Required actions:
- a) From the news story below about UK oxygen aid to India, copy the part that opens with the words containing "The decision follows" and closes with "in a statement.".
- b) Translate this sentence from the news story below about UK oxygen aid to India into Spanish: "The decision follows the UK's recent action to support India with 495 oxygen concentrators and 200 ventilators sent from surplus stock, the first batch of which arrived in India on Tuesday, the FCO statement said."

Document passage:
::::::::::

The UK will send three mobile "oxygen factories" that produce enough oxygen per minute to support 50 people at a time, as it battles a devastating second wave of the coronavirus pandemic, the British government announced on Wednesday.
In a statement, the Foreign Office said the three oxygen generation units – each the size of a shipping container — would be sent from surplus stock from Northern Ireland and would produce 500 liters of oxygen per minute each, which is enough for 50 people to use at a time.
“At the moment, the Indian government are asking for support with oxygen production. That’s why the UK [is sending this] in addition to the equipment we have already allocated,” Minister of State for Middle East and North Africa, James Cleverly said in a pooled interview on Wednesday.
The decision follows the UK’s recent action to support India with 495 oxygen concentrators and 200 ventilators sent from surplus stock, the first batch of which arrived in India on Tuesday, the FCO statement said.
“International collaboration is more essential than ever, and this additional UK support package will help meet India’s current needs, particularly for more oxygen,” Foreign Secretary Dominic Raab said in a statement.
Health Secretary Matt Hancock speaking at a Downing street press conference on Wednesday said the scenes in India “pains each one of us” because the “bonds between the countries are so strong.”

::::::::::

Excerpted records:
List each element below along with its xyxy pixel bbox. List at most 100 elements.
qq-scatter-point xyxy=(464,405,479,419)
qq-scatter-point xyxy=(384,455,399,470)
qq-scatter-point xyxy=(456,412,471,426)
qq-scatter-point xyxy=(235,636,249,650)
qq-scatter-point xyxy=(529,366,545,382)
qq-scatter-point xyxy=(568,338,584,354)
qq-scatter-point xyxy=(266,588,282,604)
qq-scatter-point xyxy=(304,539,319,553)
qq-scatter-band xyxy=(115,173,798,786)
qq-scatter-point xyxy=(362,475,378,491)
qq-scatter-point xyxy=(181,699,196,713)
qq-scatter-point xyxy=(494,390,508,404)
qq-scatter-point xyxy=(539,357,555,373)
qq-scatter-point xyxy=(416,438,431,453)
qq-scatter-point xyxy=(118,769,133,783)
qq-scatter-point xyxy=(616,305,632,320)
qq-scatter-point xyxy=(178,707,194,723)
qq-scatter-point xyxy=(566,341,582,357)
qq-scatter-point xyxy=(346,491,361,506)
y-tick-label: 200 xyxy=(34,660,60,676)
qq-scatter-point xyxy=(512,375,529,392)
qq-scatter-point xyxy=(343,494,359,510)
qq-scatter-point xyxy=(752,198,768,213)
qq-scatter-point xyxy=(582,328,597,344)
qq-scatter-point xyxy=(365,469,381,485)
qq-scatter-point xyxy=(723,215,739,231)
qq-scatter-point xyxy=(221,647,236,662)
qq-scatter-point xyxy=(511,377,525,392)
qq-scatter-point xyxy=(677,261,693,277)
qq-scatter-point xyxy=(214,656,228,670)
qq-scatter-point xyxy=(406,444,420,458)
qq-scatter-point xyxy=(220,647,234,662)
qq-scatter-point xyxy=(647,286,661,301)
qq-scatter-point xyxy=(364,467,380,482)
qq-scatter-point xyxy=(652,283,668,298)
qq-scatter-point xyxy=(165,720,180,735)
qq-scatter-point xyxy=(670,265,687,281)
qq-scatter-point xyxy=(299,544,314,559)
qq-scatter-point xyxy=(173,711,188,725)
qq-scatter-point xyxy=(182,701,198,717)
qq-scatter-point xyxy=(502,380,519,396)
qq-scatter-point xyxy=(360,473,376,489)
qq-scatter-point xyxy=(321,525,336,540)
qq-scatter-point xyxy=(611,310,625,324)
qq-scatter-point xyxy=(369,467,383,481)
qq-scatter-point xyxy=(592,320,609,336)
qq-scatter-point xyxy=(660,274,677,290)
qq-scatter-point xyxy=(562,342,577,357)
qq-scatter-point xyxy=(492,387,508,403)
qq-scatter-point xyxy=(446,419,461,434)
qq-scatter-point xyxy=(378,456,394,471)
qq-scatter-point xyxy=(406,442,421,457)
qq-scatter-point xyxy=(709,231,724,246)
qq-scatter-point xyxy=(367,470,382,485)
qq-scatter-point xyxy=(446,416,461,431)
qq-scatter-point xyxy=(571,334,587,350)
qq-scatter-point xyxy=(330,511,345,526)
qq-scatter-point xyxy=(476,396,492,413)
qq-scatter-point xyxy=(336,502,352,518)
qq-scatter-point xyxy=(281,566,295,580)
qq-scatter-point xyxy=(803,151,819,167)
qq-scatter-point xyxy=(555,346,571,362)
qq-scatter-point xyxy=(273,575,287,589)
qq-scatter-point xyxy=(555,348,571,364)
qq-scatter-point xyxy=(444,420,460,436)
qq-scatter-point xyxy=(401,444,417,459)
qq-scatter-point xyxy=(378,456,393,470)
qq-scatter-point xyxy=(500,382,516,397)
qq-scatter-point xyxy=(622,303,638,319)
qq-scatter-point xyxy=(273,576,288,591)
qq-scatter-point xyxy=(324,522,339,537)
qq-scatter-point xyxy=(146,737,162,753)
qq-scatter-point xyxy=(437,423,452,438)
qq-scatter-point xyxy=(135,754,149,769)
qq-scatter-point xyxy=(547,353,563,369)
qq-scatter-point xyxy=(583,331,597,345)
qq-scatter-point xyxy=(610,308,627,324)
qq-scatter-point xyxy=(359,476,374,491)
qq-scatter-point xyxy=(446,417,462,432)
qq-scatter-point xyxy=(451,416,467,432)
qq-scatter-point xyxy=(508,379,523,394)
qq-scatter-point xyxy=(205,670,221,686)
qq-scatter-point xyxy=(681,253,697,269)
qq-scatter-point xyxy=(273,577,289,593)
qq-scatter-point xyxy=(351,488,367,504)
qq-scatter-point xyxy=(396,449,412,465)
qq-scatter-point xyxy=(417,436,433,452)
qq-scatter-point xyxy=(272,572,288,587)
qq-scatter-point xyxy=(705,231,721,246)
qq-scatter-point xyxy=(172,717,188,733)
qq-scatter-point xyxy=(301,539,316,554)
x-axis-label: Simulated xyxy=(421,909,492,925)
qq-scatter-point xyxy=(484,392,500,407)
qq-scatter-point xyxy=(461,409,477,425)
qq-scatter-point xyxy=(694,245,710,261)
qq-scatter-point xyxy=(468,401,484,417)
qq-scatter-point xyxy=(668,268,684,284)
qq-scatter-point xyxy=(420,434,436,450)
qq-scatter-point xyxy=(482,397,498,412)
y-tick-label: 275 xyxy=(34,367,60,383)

::::::::::

Expected responses:
- a)
The decision follows the UK’s recent action to support India with 495 oxygen concentrators and 200 ventilators sent from surplus stock, the first batch of which arrived in India on Tuesday, the FCO statement said.
“International collaboration is more essential than ever, and this additional UK support package will help meet India’s current needs, particularly for more oxygen,” Foreign Secretary Dominic Raab said in a statement.

- b) La decisión llega tras la reciente medida del Reino Unido de apoyar a la India con 495 concentradores de oxígeno y 200 respiradores procedentes de existencias sobrantes, cuyo primer lote llegó a la India el martes, según indicó el comunicado de la FCO.